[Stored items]
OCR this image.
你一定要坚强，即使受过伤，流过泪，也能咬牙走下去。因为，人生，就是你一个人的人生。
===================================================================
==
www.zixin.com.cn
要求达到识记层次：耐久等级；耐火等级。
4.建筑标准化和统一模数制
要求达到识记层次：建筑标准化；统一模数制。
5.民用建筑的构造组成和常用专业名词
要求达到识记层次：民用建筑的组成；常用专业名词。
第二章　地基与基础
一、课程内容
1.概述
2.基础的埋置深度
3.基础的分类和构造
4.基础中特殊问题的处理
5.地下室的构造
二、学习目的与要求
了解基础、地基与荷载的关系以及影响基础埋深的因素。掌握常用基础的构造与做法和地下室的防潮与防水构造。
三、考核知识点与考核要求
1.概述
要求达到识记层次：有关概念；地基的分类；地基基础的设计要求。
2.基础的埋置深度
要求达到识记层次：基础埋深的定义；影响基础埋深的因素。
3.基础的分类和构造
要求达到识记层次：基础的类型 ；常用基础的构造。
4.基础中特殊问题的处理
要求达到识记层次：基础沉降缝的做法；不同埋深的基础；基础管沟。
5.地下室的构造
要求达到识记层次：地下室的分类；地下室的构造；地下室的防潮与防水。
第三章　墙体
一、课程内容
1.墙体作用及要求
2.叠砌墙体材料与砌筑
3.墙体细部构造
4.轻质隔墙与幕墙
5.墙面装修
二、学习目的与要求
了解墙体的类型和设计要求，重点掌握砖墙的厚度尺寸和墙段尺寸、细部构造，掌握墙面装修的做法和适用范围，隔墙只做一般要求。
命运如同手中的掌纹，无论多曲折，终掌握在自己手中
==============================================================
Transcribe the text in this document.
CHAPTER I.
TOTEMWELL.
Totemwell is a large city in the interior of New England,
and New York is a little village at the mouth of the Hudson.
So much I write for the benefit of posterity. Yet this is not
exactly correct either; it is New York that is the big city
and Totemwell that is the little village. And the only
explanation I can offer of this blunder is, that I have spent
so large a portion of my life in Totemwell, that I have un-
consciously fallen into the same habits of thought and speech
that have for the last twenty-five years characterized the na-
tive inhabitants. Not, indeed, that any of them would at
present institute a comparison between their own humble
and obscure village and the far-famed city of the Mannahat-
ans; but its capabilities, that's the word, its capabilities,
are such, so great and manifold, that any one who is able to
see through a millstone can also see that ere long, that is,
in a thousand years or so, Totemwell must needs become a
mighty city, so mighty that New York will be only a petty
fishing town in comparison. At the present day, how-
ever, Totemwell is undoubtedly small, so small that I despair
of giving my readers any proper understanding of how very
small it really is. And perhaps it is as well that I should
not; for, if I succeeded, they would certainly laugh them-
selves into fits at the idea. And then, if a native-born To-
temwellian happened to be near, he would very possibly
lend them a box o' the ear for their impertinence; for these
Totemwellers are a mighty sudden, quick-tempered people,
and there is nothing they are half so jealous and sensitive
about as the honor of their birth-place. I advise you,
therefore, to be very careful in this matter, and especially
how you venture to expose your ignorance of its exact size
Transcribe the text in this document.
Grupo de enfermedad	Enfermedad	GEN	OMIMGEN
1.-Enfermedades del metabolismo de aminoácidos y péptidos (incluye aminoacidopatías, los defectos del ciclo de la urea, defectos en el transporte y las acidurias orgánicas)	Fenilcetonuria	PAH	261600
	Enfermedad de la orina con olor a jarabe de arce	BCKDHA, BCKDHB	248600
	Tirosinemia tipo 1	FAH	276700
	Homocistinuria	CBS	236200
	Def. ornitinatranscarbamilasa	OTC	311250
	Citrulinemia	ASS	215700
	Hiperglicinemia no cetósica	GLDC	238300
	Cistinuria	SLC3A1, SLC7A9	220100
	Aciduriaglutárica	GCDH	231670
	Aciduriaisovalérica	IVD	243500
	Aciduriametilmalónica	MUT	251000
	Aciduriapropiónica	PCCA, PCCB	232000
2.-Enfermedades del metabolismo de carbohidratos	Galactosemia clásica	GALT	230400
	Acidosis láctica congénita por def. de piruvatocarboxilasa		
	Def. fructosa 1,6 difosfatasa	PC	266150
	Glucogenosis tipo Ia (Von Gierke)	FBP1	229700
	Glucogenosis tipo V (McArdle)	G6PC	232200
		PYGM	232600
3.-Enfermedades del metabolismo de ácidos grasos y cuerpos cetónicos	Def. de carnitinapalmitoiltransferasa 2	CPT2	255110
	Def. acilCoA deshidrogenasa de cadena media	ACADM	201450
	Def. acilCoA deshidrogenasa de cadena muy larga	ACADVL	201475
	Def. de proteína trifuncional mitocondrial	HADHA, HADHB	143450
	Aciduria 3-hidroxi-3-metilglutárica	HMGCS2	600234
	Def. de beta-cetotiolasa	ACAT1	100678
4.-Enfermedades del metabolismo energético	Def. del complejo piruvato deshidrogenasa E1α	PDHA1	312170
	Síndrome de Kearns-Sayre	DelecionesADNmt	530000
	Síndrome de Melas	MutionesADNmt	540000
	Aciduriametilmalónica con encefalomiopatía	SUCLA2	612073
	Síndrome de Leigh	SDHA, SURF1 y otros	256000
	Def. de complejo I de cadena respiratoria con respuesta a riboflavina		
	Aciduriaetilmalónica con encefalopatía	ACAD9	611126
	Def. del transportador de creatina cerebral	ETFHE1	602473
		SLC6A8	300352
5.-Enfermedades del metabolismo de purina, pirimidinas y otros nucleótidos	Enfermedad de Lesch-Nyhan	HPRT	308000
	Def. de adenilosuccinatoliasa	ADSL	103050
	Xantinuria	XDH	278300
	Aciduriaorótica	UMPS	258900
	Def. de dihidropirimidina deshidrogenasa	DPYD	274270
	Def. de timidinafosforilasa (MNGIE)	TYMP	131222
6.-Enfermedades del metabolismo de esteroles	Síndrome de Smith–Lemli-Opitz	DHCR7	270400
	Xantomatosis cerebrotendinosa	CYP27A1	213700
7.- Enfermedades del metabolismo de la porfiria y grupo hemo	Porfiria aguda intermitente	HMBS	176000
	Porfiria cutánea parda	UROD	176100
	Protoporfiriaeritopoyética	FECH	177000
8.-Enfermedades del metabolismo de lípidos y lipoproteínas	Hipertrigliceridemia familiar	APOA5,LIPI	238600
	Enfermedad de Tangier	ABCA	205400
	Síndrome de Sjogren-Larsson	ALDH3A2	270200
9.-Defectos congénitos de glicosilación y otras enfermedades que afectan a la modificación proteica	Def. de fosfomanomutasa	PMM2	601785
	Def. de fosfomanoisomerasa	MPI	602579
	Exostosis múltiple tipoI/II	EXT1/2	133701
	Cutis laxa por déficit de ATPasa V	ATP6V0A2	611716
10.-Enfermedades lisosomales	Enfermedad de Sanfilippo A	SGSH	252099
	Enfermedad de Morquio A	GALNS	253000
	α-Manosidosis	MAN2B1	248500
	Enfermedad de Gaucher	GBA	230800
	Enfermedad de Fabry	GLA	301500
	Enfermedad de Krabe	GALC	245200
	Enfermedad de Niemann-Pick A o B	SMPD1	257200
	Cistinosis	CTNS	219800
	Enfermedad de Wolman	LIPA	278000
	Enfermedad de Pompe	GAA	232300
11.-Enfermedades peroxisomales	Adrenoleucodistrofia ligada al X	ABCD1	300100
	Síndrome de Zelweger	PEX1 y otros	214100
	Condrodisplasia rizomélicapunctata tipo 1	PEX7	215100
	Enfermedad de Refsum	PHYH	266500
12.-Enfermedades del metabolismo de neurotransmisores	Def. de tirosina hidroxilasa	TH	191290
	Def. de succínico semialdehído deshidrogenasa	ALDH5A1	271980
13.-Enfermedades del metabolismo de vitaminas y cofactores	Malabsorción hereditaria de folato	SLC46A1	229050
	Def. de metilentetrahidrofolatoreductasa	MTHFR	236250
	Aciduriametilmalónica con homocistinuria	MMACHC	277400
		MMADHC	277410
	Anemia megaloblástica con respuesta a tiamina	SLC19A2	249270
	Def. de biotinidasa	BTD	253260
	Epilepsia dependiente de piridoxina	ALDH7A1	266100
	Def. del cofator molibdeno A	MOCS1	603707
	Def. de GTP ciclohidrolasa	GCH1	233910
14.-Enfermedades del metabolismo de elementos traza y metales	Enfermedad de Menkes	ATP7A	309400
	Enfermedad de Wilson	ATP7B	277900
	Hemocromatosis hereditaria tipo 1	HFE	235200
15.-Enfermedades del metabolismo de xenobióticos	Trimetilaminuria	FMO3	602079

→ **Task brief**:
In the entries above, count each line holding "York" and report the total and nothing more.

→ **Result of this exercise**:
3